— Start of Data to process —
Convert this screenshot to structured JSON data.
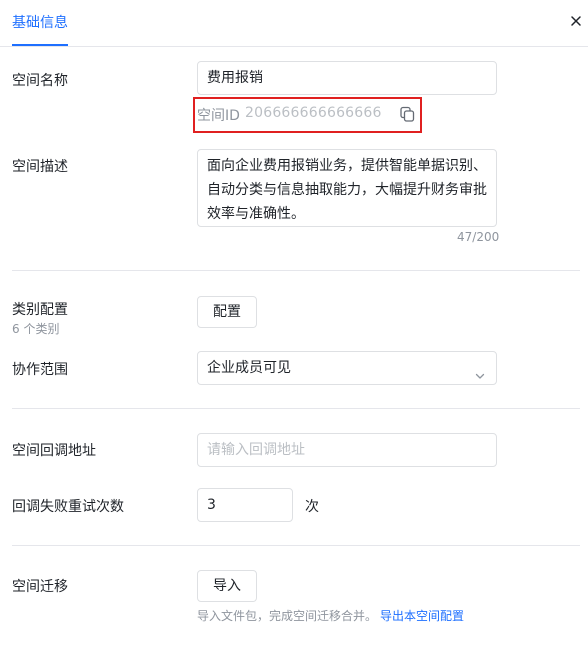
{
  "header": {
    "tab_label": "基础信息"
  },
  "name": {
    "label": "空间名称",
    "value": "费用报销"
  },
  "space_id": {
    "label": "空间ID",
    "value": "206666666666666"
  },
  "description": {
    "label": "空间描述",
    "value": "面向企业费用报销业务，提供智能单据识别、自动分类与信息抽取能力，大幅提升财务审批效率与准确性。",
    "counter": "47/200"
  },
  "category": {
    "label": "类别配置",
    "sublabel": "6 个类别",
    "button_label": "配置"
  },
  "scope": {
    "label": "协作范围",
    "selected": "企业成员可见"
  },
  "callback": {
    "label": "空间回调地址",
    "placeholder": "请输入回调地址"
  },
  "retry": {
    "label": "回调失败重试次数",
    "value": "3",
    "unit": "次"
  },
  "migration": {
    "label": "空间迁移",
    "button_label": "导入",
    "hint": "导入文件包，完成空间迁移合并。",
    "link": "导出本空间配置"
  },
  "colors": {
    "accent": "#1e6fff",
    "highlight_border": "#e02020"
  },
  "icons": {
    "close": "close-icon",
    "copy": "copy-icon",
    "dropdown": "chevron-down-icon"
  }
}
— End of Data to process —
= Problem statement =
In the listing, find every line with the word "value" and state how many there are, nothing more.

= Response to the task =
4